Labeled box records:
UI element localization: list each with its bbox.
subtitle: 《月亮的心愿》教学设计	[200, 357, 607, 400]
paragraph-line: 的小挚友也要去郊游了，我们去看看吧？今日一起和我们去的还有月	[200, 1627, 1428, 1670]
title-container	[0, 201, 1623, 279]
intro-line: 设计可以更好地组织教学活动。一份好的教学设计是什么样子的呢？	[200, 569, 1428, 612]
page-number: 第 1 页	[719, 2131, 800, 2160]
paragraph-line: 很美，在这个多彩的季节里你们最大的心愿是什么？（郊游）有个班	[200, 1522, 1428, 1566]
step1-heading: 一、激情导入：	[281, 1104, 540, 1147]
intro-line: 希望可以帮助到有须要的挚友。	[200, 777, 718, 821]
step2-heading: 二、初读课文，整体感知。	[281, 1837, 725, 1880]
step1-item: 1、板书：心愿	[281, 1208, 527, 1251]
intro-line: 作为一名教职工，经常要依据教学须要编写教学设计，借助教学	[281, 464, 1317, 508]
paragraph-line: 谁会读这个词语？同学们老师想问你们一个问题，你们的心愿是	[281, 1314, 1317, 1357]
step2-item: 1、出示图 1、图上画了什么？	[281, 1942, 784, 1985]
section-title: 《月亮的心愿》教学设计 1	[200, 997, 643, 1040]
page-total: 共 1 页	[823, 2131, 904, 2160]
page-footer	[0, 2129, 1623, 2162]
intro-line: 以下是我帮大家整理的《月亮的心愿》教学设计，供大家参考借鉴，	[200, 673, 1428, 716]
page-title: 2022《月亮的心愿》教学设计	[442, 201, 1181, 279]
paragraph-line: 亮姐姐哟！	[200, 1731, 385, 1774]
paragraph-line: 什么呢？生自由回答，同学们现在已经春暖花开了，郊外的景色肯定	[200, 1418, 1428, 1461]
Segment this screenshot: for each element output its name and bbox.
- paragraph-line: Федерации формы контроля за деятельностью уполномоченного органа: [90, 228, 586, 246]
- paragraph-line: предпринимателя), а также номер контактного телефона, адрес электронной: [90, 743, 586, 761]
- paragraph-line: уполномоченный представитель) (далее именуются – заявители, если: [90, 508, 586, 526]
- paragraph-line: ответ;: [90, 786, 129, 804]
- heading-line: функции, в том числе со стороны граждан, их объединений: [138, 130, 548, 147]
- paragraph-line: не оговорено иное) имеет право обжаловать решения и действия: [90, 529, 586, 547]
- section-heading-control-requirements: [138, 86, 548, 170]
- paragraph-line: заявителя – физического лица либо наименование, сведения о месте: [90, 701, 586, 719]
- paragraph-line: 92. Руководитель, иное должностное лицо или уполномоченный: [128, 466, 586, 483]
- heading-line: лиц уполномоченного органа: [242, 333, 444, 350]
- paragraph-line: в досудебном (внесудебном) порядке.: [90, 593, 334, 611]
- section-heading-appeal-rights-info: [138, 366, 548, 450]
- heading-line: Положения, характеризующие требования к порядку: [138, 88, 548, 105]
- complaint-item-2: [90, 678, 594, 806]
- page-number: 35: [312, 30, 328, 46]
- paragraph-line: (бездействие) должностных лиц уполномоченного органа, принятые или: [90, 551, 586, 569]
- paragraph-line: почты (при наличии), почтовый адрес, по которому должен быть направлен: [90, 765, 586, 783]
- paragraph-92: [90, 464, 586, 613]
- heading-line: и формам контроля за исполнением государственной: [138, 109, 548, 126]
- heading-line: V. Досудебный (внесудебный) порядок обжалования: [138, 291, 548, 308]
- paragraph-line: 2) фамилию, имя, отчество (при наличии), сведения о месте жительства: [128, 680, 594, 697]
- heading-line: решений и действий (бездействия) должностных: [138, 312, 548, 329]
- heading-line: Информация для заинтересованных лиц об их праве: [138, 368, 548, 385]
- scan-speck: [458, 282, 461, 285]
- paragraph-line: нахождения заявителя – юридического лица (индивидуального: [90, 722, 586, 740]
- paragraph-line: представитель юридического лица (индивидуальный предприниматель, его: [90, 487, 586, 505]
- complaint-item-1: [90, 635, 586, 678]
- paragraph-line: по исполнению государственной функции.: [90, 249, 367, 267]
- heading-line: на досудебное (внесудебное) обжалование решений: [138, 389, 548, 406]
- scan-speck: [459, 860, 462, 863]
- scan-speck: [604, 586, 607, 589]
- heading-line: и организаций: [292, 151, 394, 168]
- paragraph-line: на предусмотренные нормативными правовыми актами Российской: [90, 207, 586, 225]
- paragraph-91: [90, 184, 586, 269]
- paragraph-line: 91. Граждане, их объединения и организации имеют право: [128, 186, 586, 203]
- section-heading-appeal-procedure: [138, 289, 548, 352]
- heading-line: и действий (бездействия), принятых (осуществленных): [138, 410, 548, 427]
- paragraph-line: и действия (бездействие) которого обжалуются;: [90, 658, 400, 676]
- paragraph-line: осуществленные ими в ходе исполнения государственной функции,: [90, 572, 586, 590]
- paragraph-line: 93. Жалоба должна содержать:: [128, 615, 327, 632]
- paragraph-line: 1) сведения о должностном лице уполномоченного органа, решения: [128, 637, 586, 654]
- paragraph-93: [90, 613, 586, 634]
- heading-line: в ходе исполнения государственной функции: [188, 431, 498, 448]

THE PROBLEM: Copy out every line of these items word for word, with nothing changed.

ANSWER FOR THIS EXERCISE:
UI element localization: list each with its bbox.
subtitle: 《月亮的心愿》教学设计	[200, 357, 607, 400]
paragraph-line: 的小挚友也要去郊游了，我们去看看吧？今日一起和我们去的还有月	[200, 1627, 1428, 1670]
title-container	[0, 201, 1623, 279]
intro-line: 设计可以更好地组织教学活动。一份好的教学设计是什么样子的呢？	[200, 569, 1428, 612]
page-number: 第 1 页	[719, 2131, 800, 2160]
paragraph-line: 很美，在这个多彩的季节里你们最大的心愿是什么？（郊游）有个班	[200, 1522, 1428, 1566]
step1-heading: 一、激情导入：	[281, 1104, 540, 1147]
intro-line: 希望可以帮助到有须要的挚友。	[200, 777, 718, 821]
step2-heading: 二、初读课文，整体感知。	[281, 1837, 725, 1880]
step1-item: 1、板书：心愿	[281, 1208, 527, 1251]
intro-line: 作为一名教职工，经常要依据教学须要编写教学设计，借助教学	[281, 464, 1317, 508]
paragraph-line: 谁会读这个词语？同学们老师想问你们一个问题，你们的心愿是	[281, 1314, 1317, 1357]
step2-item: 1、出示图 1、图上画了什么？	[281, 1942, 784, 1985]
section-title: 《月亮的心愿》教学设计 1	[200, 997, 643, 1040]
page-total: 共 1 页	[823, 2131, 904, 2160]
page-footer	[0, 2129, 1623, 2162]
intro-line: 以下是我帮大家整理的《月亮的心愿》教学设计，供大家参考借鉴，	[200, 673, 1428, 716]
page-title: 2022《月亮的心愿》教学设计	[442, 201, 1181, 279]
paragraph-line: 亮姐姐哟！	[200, 1731, 385, 1774]
paragraph-line: 什么呢？生自由回答，同学们现在已经春暖花开了，郊外的景色肯定	[200, 1418, 1428, 1461]
Segment this screenshot: for each element output its name and bbox.
- paragraph-line: Федерации формы контроля за деятельностью уполномоченного органа: [90, 228, 586, 246]
- paragraph-line: предпринимателя), а также номер контактного телефона, адрес электронной: [90, 743, 586, 761]
- paragraph-line: уполномоченный представитель) (далее именуются – заявители, если: [90, 508, 586, 526]
- paragraph-line: ответ;: [90, 786, 129, 804]
- heading-line: функции, в том числе со стороны граждан, их объединений: [138, 130, 548, 147]
- paragraph-line: не оговорено иное) имеет право обжаловать решения и действия: [90, 529, 586, 547]
- section-heading-control-requirements: [138, 86, 548, 170]
- paragraph-line: заявителя – физического лица либо наименование, сведения о месте: [90, 701, 586, 719]
- paragraph-line: 92. Руководитель, иное должностное лицо или уполномоченный: [128, 466, 586, 483]
- heading-line: лиц уполномоченного органа: [242, 333, 444, 350]
- paragraph-line: в досудебном (внесудебном) порядке.: [90, 593, 334, 611]
- section-heading-appeal-rights-info: [138, 366, 548, 450]
- heading-line: Положения, характеризующие требования к порядку: [138, 88, 548, 105]
- complaint-item-2: [90, 678, 594, 806]
- page-number: 35: [312, 30, 328, 46]
- paragraph-line: (бездействие) должностных лиц уполномоченного органа, принятые или: [90, 551, 586, 569]
- paragraph-line: почты (при наличии), почтовый адрес, по которому должен быть направлен: [90, 765, 586, 783]
- paragraph-92: [90, 464, 586, 613]
- heading-line: и формам контроля за исполнением государственной: [138, 109, 548, 126]
- heading-line: V. Досудебный (внесудебный) порядок обжалования: [138, 291, 548, 308]
- paragraph-line: 2) фамилию, имя, отчество (при наличии), сведения о месте жительства: [128, 680, 594, 697]
- heading-line: решений и действий (бездействия) должностных: [138, 312, 548, 329]
- heading-line: Информация для заинтересованных лиц об их праве: [138, 368, 548, 385]
- scan-speck: [458, 282, 461, 285]
- paragraph-line: нахождения заявителя – юридического лица (индивидуального: [90, 722, 586, 740]
- paragraph-line: представитель юридического лица (индивидуальный предприниматель, его: [90, 487, 586, 505]
- complaint-item-1: [90, 635, 586, 678]
- paragraph-line: по исполнению государственной функции.: [90, 249, 367, 267]
- heading-line: на досудебное (внесудебное) обжалование решений: [138, 389, 548, 406]
- scan-speck: [459, 860, 462, 863]
- scan-speck: [604, 586, 607, 589]
- heading-line: и организаций: [292, 151, 394, 168]
- paragraph-line: на предусмотренные нормативными правовыми актами Российской: [90, 207, 586, 225]
- paragraph-91: [90, 184, 586, 269]
- paragraph-line: 91. Граждане, их объединения и организации имеют право: [128, 186, 586, 203]
- section-heading-appeal-procedure: [138, 289, 548, 352]
- heading-line: и действий (бездействия), принятых (осуществленных): [138, 410, 548, 427]
- paragraph-line: и действия (бездействие) которого обжалуются;: [90, 658, 400, 676]
- paragraph-line: осуществленные ими в ходе исполнения государственной функции,: [90, 572, 586, 590]
- paragraph-line: 93. Жалоба должна содержать:: [128, 615, 327, 632]
- paragraph-line: 1) сведения о должностном лице уполномоченного органа, решения: [128, 637, 586, 654]
- paragraph-93: [90, 613, 586, 634]
- heading-line: в ходе исполнения государственной функции: [188, 431, 498, 448]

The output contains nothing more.